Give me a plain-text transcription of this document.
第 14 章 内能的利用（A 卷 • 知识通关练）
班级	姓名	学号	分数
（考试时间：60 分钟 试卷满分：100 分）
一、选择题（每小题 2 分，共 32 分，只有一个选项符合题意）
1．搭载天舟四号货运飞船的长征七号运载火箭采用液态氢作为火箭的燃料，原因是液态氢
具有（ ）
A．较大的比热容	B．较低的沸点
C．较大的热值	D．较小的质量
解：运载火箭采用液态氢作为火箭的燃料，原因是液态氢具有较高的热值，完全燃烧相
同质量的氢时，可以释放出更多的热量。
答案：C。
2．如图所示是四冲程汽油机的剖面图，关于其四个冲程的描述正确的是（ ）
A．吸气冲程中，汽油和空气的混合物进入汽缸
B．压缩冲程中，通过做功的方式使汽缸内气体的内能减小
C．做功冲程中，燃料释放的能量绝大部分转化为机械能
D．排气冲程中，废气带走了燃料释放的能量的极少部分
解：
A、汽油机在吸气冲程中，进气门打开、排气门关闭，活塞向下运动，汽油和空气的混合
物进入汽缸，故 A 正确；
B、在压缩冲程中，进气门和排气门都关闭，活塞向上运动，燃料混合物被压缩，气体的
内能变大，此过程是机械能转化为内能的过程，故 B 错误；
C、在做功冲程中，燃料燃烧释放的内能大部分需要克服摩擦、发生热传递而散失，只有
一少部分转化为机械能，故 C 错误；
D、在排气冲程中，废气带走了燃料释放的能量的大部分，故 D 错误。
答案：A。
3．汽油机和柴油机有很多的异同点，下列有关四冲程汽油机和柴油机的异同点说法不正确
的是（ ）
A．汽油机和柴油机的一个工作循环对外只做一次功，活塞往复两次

The task: Set down the listing in full, keeping every word exactly as it is.

Exercise answer:
Give me a plain-text transcription of this document.
第 14 章 内能的利用（A 卷 • 知识通关练）
班级	姓名	学号	分数
（考试时间：60 分钟 试卷满分：100 分）
一、选择题（每小题 2 分，共 32 分，只有一个选项符合题意）
1．搭载天舟四号货运飞船的长征七号运载火箭采用液态氢作为火箭的燃料，原因是液态氢
具有（ ）
A．较大的比热容	B．较低的沸点
C．较大的热值	D．较小的质量
解：运载火箭采用液态氢作为火箭的燃料，原因是液态氢具有较高的热值，完全燃烧相
同质量的氢时，可以释放出更多的热量。
答案：C。
2．如图所示是四冲程汽油机的剖面图，关于其四个冲程的描述正确的是（ ）
A．吸气冲程中，汽油和空气的混合物进入汽缸
B．压缩冲程中，通过做功的方式使汽缸内气体的内能减小
C．做功冲程中，燃料释放的能量绝大部分转化为机械能
D．排气冲程中，废气带走了燃料释放的能量的极少部分
解：
A、汽油机在吸气冲程中，进气门打开、排气门关闭，活塞向下运动，汽油和空气的混合
物进入汽缸，故 A 正确；
B、在压缩冲程中，进气门和排气门都关闭，活塞向上运动，燃料混合物被压缩，气体的
内能变大，此过程是机械能转化为内能的过程，故 B 错误；
C、在做功冲程中，燃料燃烧释放的内能大部分需要克服摩擦、发生热传递而散失，只有
一少部分转化为机械能，故 C 错误；
D、在排气冲程中，废气带走了燃料释放的能量的大部分，故 D 错误。
答案：A。
3．汽油机和柴油机有很多的异同点，下列有关四冲程汽油机和柴油机的异同点说法不正确
的是（ ）
A．汽油机和柴油机的一个工作循环对外只做一次功，活塞往复两次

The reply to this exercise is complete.